──────── ENTRIES PROVIDED
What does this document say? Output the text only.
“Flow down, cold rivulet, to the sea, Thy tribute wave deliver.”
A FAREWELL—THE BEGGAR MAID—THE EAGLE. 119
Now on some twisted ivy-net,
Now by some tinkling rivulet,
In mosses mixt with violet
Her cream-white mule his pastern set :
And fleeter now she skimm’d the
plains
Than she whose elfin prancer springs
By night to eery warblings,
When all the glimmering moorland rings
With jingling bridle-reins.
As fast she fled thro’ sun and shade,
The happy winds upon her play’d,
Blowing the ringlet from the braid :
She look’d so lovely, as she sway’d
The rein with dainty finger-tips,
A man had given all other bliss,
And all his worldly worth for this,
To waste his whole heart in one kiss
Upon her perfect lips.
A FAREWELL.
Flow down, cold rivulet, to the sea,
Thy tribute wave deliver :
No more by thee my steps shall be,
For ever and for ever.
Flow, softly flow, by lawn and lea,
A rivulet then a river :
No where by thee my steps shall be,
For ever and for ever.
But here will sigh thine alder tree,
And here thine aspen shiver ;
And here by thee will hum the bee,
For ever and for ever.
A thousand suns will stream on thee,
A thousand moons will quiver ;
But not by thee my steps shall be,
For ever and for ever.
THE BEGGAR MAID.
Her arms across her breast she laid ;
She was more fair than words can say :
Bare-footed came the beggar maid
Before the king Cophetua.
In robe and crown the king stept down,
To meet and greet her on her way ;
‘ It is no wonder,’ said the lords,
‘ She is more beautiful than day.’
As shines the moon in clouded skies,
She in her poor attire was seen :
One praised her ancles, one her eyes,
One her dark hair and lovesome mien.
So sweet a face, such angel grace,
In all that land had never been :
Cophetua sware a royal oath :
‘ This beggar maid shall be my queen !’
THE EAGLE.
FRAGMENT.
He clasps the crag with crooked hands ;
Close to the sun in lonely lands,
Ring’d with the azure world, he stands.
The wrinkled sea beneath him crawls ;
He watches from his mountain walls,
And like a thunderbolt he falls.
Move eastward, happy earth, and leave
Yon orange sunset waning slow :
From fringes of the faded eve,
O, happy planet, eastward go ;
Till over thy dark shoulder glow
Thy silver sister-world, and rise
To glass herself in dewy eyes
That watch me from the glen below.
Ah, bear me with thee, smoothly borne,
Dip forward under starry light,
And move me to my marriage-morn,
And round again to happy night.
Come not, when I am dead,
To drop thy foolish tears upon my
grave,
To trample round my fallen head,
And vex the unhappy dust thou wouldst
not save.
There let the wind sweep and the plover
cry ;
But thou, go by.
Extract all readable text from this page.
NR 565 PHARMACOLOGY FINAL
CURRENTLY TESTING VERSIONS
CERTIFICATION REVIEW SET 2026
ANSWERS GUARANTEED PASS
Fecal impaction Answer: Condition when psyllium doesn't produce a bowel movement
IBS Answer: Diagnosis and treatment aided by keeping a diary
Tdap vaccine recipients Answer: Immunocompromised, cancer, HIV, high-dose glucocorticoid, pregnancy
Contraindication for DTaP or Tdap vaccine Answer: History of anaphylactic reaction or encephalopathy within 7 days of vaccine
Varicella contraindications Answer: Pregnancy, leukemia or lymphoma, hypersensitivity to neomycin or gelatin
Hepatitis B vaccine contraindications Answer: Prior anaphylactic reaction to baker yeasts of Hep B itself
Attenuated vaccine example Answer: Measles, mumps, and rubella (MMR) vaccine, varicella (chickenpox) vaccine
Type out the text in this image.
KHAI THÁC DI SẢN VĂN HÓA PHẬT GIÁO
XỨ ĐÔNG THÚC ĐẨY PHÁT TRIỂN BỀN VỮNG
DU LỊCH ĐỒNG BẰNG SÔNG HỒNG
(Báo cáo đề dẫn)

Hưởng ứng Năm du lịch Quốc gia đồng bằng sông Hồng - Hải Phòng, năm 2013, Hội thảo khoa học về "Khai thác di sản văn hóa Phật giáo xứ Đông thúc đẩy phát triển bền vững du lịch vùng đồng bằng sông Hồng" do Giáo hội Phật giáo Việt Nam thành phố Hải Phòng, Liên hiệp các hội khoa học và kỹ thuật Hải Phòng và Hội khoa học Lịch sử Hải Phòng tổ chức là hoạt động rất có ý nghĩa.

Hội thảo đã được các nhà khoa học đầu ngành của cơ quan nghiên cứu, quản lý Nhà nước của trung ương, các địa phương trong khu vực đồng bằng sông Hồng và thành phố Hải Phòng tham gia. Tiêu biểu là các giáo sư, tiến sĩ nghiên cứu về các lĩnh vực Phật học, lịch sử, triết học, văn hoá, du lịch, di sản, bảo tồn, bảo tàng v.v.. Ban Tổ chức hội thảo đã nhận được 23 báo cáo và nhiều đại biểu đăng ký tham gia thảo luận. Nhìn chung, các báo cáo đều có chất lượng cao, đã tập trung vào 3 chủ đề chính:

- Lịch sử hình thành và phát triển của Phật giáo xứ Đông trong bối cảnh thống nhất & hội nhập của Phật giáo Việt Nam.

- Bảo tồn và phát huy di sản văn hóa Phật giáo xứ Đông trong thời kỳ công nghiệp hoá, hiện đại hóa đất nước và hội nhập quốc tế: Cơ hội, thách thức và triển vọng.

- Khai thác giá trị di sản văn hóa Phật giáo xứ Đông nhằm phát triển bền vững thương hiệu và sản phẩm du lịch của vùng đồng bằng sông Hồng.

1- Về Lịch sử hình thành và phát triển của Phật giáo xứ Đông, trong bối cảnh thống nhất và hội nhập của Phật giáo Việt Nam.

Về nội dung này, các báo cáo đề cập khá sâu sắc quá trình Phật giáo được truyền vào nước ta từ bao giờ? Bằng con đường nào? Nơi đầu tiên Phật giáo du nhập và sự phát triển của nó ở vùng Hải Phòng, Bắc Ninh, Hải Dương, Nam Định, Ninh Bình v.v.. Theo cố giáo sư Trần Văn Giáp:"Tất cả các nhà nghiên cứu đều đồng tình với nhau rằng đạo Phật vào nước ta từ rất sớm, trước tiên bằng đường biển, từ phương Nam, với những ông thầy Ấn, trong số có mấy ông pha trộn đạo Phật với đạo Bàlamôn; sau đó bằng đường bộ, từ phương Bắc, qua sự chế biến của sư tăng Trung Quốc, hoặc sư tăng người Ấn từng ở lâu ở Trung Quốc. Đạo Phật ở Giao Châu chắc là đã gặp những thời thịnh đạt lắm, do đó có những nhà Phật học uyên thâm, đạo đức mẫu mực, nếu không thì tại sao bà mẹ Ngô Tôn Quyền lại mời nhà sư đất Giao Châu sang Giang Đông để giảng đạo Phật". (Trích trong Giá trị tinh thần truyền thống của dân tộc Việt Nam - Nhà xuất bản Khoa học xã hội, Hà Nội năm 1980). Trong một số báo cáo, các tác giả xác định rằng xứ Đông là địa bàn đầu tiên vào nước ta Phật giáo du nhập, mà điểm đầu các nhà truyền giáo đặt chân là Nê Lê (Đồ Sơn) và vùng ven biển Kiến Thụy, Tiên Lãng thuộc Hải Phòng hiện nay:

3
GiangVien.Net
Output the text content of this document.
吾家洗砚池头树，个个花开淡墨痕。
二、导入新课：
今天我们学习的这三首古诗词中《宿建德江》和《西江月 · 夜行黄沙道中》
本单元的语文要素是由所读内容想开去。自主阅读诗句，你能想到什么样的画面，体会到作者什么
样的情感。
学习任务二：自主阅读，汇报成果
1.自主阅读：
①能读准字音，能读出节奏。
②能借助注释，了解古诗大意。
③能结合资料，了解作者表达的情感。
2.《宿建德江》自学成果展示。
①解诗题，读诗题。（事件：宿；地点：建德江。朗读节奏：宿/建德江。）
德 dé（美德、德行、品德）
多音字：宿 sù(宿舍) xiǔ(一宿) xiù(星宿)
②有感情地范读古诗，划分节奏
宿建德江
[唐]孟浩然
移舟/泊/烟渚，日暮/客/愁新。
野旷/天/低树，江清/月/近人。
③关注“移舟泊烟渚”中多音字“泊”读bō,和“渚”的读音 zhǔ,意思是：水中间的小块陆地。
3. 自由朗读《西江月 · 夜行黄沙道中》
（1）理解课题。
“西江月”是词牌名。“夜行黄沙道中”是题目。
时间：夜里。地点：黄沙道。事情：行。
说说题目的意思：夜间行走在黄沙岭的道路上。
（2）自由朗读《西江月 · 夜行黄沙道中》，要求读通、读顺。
────────────────
WHAT YOU NEED TO DO:
Using the entries above, tally how many lines have the word "down" in them; write the number and nothing more.

ANSWER TO THIS PROBLEM:
3